Exercise goal -
Quote, without change, all of the lines that follow.

Supplied material -
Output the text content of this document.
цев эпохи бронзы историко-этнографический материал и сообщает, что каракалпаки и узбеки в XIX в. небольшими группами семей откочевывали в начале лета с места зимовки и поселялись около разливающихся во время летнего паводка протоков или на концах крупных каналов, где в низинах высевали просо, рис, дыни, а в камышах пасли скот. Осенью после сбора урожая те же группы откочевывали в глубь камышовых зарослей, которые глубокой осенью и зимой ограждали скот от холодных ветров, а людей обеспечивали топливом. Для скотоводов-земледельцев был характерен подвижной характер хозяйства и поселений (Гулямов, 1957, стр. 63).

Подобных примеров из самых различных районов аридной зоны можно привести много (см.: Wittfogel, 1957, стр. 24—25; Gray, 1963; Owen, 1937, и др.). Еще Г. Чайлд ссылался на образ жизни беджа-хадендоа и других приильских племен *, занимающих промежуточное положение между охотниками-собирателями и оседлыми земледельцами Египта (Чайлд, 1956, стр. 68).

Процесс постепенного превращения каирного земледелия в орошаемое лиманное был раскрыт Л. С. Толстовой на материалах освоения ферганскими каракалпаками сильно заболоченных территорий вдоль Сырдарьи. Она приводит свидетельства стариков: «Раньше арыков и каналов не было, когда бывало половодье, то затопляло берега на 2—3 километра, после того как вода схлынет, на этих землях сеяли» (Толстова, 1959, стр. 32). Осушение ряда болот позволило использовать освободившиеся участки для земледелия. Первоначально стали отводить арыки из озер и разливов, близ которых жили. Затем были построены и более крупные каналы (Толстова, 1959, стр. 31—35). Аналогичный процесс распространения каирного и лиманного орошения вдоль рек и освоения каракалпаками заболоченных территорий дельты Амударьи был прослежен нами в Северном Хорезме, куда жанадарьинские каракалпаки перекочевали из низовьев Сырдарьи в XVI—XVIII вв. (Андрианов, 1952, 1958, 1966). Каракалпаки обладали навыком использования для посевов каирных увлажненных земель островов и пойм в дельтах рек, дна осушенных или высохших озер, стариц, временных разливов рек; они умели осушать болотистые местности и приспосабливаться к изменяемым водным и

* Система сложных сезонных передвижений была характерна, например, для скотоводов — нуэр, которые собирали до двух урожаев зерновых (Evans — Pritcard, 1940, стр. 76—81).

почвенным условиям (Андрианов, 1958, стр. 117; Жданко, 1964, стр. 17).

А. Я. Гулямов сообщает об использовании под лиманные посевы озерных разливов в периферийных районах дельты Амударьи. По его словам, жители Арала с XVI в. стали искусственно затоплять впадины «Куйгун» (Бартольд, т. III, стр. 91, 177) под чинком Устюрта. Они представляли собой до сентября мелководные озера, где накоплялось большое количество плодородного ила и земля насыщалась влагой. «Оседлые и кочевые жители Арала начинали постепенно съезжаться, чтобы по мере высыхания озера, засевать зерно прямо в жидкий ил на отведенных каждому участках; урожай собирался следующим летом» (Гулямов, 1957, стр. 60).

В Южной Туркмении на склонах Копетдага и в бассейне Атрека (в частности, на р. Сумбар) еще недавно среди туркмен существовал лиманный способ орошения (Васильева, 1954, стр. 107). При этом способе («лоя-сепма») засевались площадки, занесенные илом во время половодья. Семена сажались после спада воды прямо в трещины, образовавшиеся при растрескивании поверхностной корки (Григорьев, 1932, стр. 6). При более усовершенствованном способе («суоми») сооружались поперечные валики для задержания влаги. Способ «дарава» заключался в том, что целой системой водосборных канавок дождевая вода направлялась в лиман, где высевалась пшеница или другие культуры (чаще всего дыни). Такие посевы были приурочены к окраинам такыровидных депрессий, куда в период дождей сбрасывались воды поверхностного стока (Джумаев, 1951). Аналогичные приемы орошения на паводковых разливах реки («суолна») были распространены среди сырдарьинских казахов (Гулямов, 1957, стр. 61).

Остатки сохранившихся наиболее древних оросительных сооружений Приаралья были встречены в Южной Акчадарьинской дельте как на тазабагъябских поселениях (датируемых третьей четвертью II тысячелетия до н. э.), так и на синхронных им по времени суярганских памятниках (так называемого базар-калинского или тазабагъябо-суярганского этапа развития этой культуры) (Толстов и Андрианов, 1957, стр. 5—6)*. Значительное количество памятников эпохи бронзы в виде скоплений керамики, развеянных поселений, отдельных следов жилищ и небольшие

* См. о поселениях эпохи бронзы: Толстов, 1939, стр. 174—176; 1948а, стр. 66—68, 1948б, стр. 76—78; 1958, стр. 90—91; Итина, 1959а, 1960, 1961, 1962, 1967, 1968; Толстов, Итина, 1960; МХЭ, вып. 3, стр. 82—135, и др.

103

Final result -
Output the text content of this document.
цев эпохи бронзы историко-этнографический материал и сообщает, что каракалпаки и узбеки в XIX в. небольшими группами семей откочевывали в начале лета с места зимовки и поселялись около разливающихся во время летнего паводка протоков или на концах крупных каналов, где в низинах высевали просо, рис, дыни, а в камышах пасли скот. Осенью после сбора урожая те же группы откочевывали в глубь камышовых зарослей, которые глубокой осенью и зимой ограждали скот от холодных ветров, а людей обеспечивали топливом. Для скотоводов-земледельцев был характерен подвижной характер хозяйства и поселений (Гулямов, 1957, стр. 63).

Подобных примеров из самых различных районов аридной зоны можно привести много (см.: Wittfogel, 1957, стр. 24—25; Gray, 1963; Owen, 1937, и др.). Еще Г. Чайлд ссылался на образ жизни беджа-хадендоа и других приильских племен *, занимающих промежуточное положение между охотниками-собирателями и оседлыми земледельцами Египта (Чайлд, 1956, стр. 68).

Процесс постепенного превращения каирного земледелия в орошаемое лиманное был раскрыт Л. С. Толстовой на материалах освоения ферганскими каракалпаками сильно заболоченных территорий вдоль Сырдарьи. Она приводит свидетельства стариков: «Раньше арыков и каналов не было, когда бывало половодье, то затопляло берега на 2—3 километра, после того как вода схлынет, на этих землях сеяли» (Толстова, 1959, стр. 32). Осушение ряда болот позволило использовать освободившиеся участки для земледелия. Первоначально стали отводить арыки из озер и разливов, близ которых жили. Затем были построены и более крупные каналы (Толстова, 1959, стр. 31—35). Аналогичный процесс распространения каирного и лиманного орошения вдоль рек и освоения каракалпаками заболоченных территорий дельты Амударьи был прослежен нами в Северном Хорезме, куда жанадарьинские каракалпаки перекочевали из низовьев Сырдарьи в XVI—XVIII вв. (Андрианов, 1952, 1958, 1966). Каракалпаки обладали навыком использования для посевов каирных увлажненных земель островов и пойм в дельтах рек, дна осушенных или высохших озер, стариц, временных разливов рек; они умели осушать болотистые местности и приспосабливаться к изменяемым водным и

* Система сложных сезонных передвижений была характерна, например, для скотоводов — нуэр, которые собирали до двух урожаев зерновых (Evans — Pritcard, 1940, стр. 76—81).

почвенным условиям (Андрианов, 1958, стр. 117; Жданко, 1964, стр. 17).

А. Я. Гулямов сообщает об использовании под лиманные посевы озерных разливов в периферийных районах дельты Амударьи. По его словам, жители Арала с XVI в. стали искусственно затоплять впадины «Куйгун» (Бартольд, т. III, стр. 91, 177) под чинком Устюрта. Они представляли собой до сентября мелководные озера, где накоплялось большое количество плодородного ила и земля насыщалась влагой. «Оседлые и кочевые жители Арала начинали постепенно съезжаться, чтобы по мере высыхания озера, засевать зерно прямо в жидкий ил на отведенных каждому участках; урожай собирался следующим летом» (Гулямов, 1957, стр. 60).

В Южной Туркмении на склонах Копетдага и в бассейне Атрека (в частности, на р. Сумбар) еще недавно среди туркмен существовал лиманный способ орошения (Васильева, 1954, стр. 107). При этом способе («лоя-сепма») засевались площадки, занесенные илом во время половодья. Семена сажались после спада воды прямо в трещины, образовавшиеся при растрескивании поверхностной корки (Григорьев, 1932, стр. 6). При более усовершенствованном способе («суоми») сооружались поперечные валики для задержания влаги. Способ «дарава» заключался в том, что целой системой водосборных канавок дождевая вода направлялась в лиман, где высевалась пшеница или другие культуры (чаще всего дыни). Такие посевы были приурочены к окраинам такыровидных депрессий, куда в период дождей сбрасывались воды поверхностного стока (Джумаев, 1951). Аналогичные приемы орошения на паводковых разливах реки («суолна») были распространены среди сырдарьинских казахов (Гулямов, 1957, стр. 61).

Остатки сохранившихся наиболее древних оросительных сооружений Приаралья были встречены в Южной Акчадарьинской дельте как на тазабагъябских поселениях (датируемых третьей четвертью II тысячелетия до н. э.), так и на синхронных им по времени суярганских памятниках (так называемого базар-калинского или тазабагъябо-суярганского этапа развития этой культуры) (Толстов и Андрианов, 1957, стр. 5—6)*. Значительное количество памятников эпохи бронзы в виде скоплений керамики, развеянных поселений, отдельных следов жилищ и небольшие

* См. о поселениях эпохи бронзы: Толстов, 1939, стр. 174—176; 1948а, стр. 66—68, 1948б, стр. 76—78; 1958, стр. 90—91; Итина, 1959а, 1960, 1961, 1962, 1967, 1968; Толстов, Итина, 1960; МХЭ, вып. 3, стр. 82—135, и др.

103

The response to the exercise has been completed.